Task objective:
Using the entries that follow, collect the lines where the word "icon" appears.

Provided data:
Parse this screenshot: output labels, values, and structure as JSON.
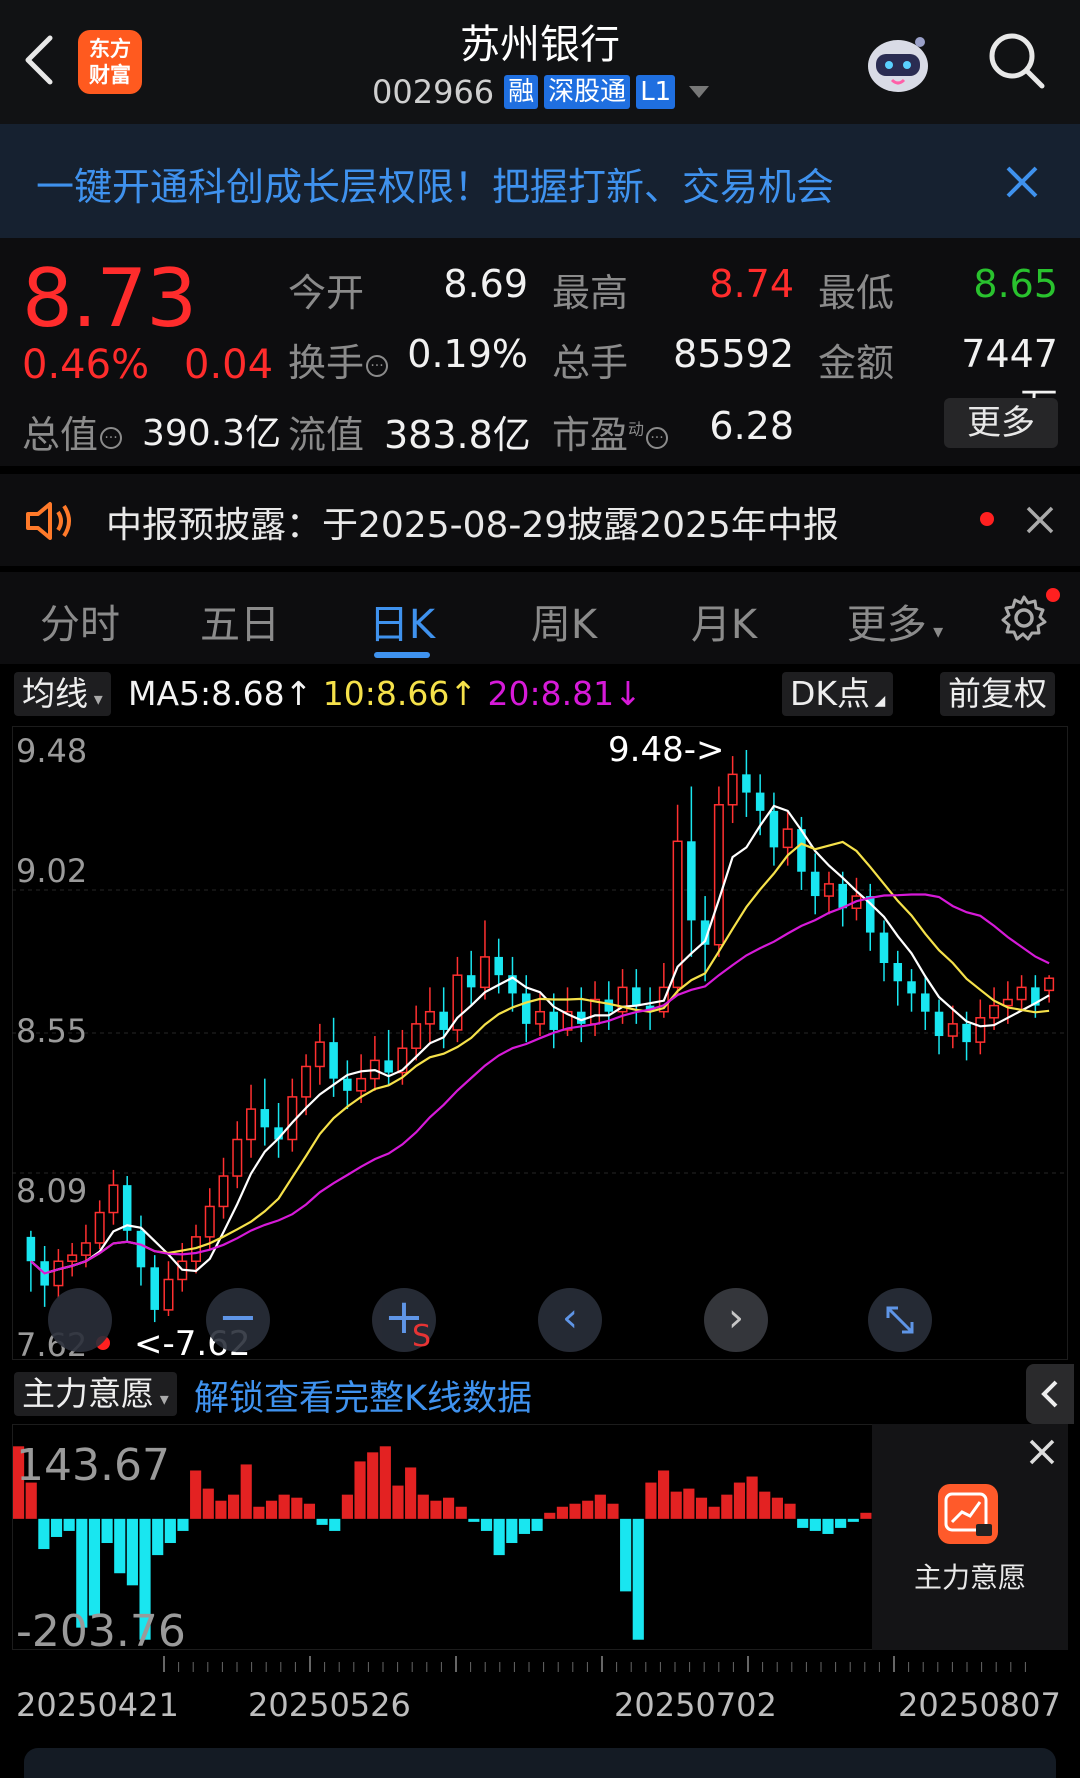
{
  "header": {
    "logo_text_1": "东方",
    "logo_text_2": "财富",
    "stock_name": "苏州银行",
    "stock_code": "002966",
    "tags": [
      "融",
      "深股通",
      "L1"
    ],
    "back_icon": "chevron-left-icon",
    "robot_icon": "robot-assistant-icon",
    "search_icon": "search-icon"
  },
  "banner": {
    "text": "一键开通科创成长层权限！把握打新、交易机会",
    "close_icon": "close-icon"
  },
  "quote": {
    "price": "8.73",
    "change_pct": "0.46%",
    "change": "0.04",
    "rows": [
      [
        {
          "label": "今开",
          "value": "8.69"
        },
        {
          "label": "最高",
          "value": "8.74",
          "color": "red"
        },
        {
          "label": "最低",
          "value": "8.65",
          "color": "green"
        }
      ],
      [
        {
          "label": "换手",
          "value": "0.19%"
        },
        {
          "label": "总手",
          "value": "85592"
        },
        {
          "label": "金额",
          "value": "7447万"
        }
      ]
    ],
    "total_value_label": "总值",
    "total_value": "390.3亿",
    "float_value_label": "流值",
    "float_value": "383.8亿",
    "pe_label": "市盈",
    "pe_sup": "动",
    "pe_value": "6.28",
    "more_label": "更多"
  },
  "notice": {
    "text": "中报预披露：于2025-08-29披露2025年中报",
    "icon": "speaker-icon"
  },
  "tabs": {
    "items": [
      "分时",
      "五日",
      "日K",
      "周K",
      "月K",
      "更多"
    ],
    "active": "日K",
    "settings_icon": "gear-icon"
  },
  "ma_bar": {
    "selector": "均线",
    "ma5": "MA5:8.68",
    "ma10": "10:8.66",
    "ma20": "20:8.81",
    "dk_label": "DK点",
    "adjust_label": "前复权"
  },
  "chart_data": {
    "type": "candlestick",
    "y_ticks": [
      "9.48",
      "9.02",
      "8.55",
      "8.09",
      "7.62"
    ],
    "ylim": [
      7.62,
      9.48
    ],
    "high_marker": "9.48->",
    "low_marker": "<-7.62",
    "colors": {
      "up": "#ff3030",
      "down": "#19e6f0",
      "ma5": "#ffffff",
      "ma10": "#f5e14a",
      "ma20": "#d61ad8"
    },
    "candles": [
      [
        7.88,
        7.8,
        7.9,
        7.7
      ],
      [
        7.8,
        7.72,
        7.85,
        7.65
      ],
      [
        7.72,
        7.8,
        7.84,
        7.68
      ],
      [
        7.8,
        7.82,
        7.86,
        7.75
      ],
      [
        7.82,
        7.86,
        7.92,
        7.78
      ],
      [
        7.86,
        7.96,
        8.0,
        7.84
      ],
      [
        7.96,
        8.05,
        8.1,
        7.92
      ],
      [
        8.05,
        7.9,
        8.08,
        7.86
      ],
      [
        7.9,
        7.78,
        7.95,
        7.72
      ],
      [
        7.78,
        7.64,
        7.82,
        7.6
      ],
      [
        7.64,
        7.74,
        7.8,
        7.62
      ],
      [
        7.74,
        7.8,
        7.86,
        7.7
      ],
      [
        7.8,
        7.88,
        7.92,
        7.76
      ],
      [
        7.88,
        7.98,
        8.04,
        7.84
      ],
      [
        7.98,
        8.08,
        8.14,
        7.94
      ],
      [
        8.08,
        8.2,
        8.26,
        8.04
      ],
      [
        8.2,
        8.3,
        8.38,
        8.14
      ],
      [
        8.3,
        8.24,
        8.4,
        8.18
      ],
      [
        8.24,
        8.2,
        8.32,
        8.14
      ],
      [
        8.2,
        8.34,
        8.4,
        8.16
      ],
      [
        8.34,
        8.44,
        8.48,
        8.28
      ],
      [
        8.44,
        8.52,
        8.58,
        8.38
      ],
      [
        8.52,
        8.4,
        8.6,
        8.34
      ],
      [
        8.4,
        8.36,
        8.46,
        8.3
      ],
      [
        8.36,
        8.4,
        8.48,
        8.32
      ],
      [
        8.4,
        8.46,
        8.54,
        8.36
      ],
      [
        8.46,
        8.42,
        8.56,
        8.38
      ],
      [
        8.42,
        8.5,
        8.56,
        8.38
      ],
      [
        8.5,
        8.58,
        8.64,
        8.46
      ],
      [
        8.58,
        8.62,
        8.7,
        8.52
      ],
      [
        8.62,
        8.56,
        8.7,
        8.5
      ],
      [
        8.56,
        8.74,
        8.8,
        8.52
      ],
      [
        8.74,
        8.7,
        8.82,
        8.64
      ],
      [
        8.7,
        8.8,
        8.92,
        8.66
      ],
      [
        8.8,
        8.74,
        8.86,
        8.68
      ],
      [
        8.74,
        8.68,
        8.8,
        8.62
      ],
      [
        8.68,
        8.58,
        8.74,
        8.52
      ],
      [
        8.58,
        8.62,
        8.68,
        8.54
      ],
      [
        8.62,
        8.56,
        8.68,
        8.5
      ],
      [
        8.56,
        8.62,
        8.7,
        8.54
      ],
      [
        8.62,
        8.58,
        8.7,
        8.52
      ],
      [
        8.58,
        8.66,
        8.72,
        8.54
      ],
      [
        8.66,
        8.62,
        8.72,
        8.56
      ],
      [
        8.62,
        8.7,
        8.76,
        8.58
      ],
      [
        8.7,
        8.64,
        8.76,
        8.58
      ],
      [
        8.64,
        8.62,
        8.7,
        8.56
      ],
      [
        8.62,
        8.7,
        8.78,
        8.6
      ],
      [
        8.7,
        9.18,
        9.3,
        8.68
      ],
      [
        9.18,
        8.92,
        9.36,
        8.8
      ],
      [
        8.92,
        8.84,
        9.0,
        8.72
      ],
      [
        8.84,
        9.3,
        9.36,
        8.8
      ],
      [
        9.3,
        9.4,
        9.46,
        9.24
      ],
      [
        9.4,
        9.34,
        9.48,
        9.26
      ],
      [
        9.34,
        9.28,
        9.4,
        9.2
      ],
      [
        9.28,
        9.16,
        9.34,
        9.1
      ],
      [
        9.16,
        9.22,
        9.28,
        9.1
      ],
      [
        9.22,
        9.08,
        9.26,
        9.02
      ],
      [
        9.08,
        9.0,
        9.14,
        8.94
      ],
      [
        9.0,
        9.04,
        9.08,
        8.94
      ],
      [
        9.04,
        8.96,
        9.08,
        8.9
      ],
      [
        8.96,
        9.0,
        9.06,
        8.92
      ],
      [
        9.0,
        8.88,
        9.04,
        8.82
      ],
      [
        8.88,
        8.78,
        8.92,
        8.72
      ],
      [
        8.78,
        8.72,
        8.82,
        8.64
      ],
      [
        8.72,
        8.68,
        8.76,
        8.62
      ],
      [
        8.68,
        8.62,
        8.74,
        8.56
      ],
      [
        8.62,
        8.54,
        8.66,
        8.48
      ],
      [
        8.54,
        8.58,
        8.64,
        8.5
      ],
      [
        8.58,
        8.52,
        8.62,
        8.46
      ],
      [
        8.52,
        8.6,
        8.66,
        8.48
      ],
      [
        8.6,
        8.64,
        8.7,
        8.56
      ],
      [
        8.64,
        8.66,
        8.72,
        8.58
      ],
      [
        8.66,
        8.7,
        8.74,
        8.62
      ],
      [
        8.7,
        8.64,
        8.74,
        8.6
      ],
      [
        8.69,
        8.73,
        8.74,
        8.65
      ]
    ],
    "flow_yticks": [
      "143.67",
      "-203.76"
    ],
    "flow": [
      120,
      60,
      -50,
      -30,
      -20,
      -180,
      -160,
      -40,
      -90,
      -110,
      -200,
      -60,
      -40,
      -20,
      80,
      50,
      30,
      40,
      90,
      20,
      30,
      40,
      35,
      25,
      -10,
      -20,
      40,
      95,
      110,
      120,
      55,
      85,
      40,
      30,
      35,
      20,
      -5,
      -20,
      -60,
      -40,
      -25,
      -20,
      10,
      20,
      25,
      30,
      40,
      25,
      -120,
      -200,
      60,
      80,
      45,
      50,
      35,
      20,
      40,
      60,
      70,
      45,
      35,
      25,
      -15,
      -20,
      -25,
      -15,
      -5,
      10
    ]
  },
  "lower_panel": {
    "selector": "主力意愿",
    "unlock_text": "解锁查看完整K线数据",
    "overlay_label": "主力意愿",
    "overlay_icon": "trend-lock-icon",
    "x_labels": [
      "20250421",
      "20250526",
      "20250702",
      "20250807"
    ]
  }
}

Exercise response:
    "back_icon": "chevron-left-icon",
    "robot_icon": "robot-assistant-icon",
    "search_icon": "search-icon"
    "close_icon": "close-icon"
    "icon": "speaker-icon"
    "settings_icon": "gear-icon"
    "overlay_icon": "trend-lock-icon",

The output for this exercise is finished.